> SHORT TASK
Rewrite the stretch from the line containing "paragraph-line: 列主义、毛泽东思想、邓小平理论，坚持党的基本路线、方针、政 <box>146" through the end of the entries, swapping every "科学发展观" for "新发展理念" and keeping everything else the same.

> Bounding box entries
********

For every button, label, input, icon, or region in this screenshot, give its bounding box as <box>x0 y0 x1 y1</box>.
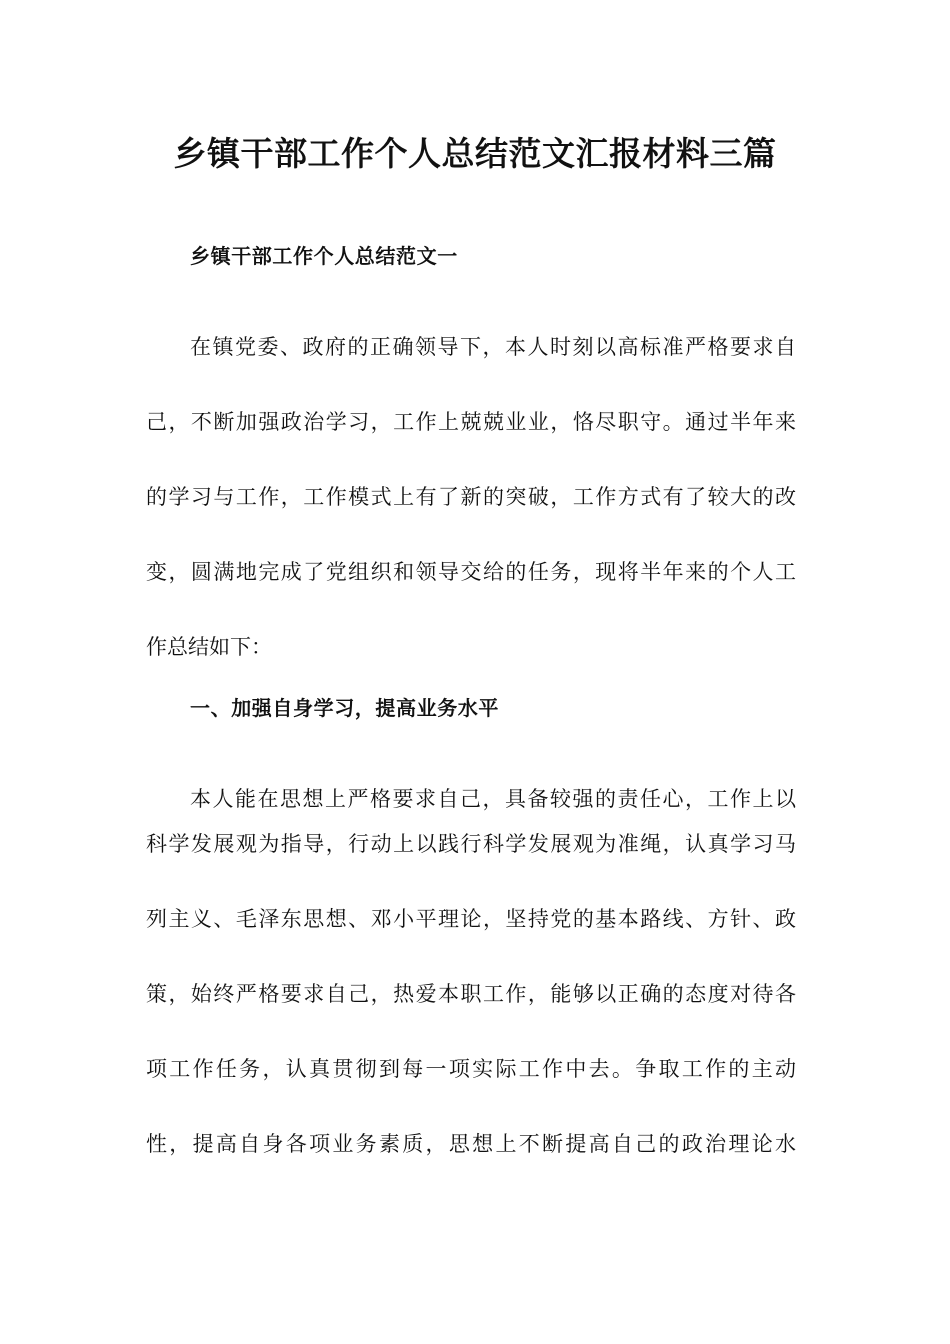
paragraph-line: 列主义、毛泽东思想、邓小平理论，坚持党的基本路线、方针、政 <box>146 907 796 931</box>
paragraph-line: 变，圆满地完成了党组织和领导交给的任务，现将半年来的个人工 <box>146 560 796 584</box>
paragraph-line: 本人能在思想上严格要求自己，具备较强的责任心，工作上以 <box>190 787 796 811</box>
paragraph-line: 的学习与工作，工作模式上有了新的突破，工作方式有了较大的改 <box>146 485 796 509</box>
subheading: 一、加强自身学习，提高业务水平 <box>190 696 499 720</box>
paragraph-line: 在镇党委、政府的正确领导下，本人时刻以高标准严格要求自 <box>190 335 796 359</box>
paragraph-line: 科学发展观为指导，行动上以践行科学发展观为准绳，认真学习马 <box>146 832 796 856</box>
section-heading: 乡镇干部工作个人总结范文一 <box>190 244 458 268</box>
paragraph-line: 己，不断加强政治学习，工作上兢兢业业，恪尽职守。通过半年来 <box>146 410 796 434</box>
paragraph-line: 性，提高自身各项业务素质，思想上不断提高自己的政治理论水 <box>146 1132 796 1156</box>
document-title: 乡镇干部工作个人总结范文汇报材料三篇 <box>173 134 777 173</box>
paragraph-line: 策，始终严格要求自己，热爱本职工作，能够以正确的态度对待各 <box>146 982 796 1006</box>
paragraph-line: 作总结如下： <box>146 635 272 659</box>
paragraph-line: 项工作任务，认真贯彻到每一项实际工作中去。争取工作的主动 <box>146 1057 796 1081</box>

********

> ANSWER
paragraph-line: 列主义、毛泽东思想、邓小平理论，坚持党的基本路线、方针、政 <box>146 907 796 931</box>
paragraph-line: 变，圆满地完成了党组织和领导交给的任务，现将半年来的个人工 <box>146 560 796 584</box>
paragraph-line: 本人能在思想上严格要求自己，具备较强的责任心，工作上以 <box>190 787 796 811</box>
paragraph-line: 的学习与工作，工作模式上有了新的突破，工作方式有了较大的改 <box>146 485 796 509</box>
subheading: 一、加强自身学习，提高业务水平 <box>190 696 499 720</box>
paragraph-line: 在镇党委、政府的正确领导下，本人时刻以高标准严格要求自 <box>190 335 796 359</box>
paragraph-line: 新发展理念为指导，行动上以践行新发展理念为准绳，认真学习马 <box>146 832 796 856</box>
section-heading: 乡镇干部工作个人总结范文一 <box>190 244 458 268</box>
paragraph-line: 己，不断加强政治学习，工作上兢兢业业，恪尽职守。通过半年来 <box>146 410 796 434</box>
paragraph-line: 性，提高自身各项业务素质，思想上不断提高自己的政治理论水 <box>146 1132 796 1156</box>
document-title: 乡镇干部工作个人总结范文汇报材料三篇 <box>173 134 777 173</box>
paragraph-line: 策，始终严格要求自己，热爱本职工作，能够以正确的态度对待各 <box>146 982 796 1006</box>
paragraph-line: 作总结如下： <box>146 635 272 659</box>
paragraph-line: 项工作任务，认真贯彻到每一项实际工作中去。争取工作的主动 <box>146 1057 796 1081</box>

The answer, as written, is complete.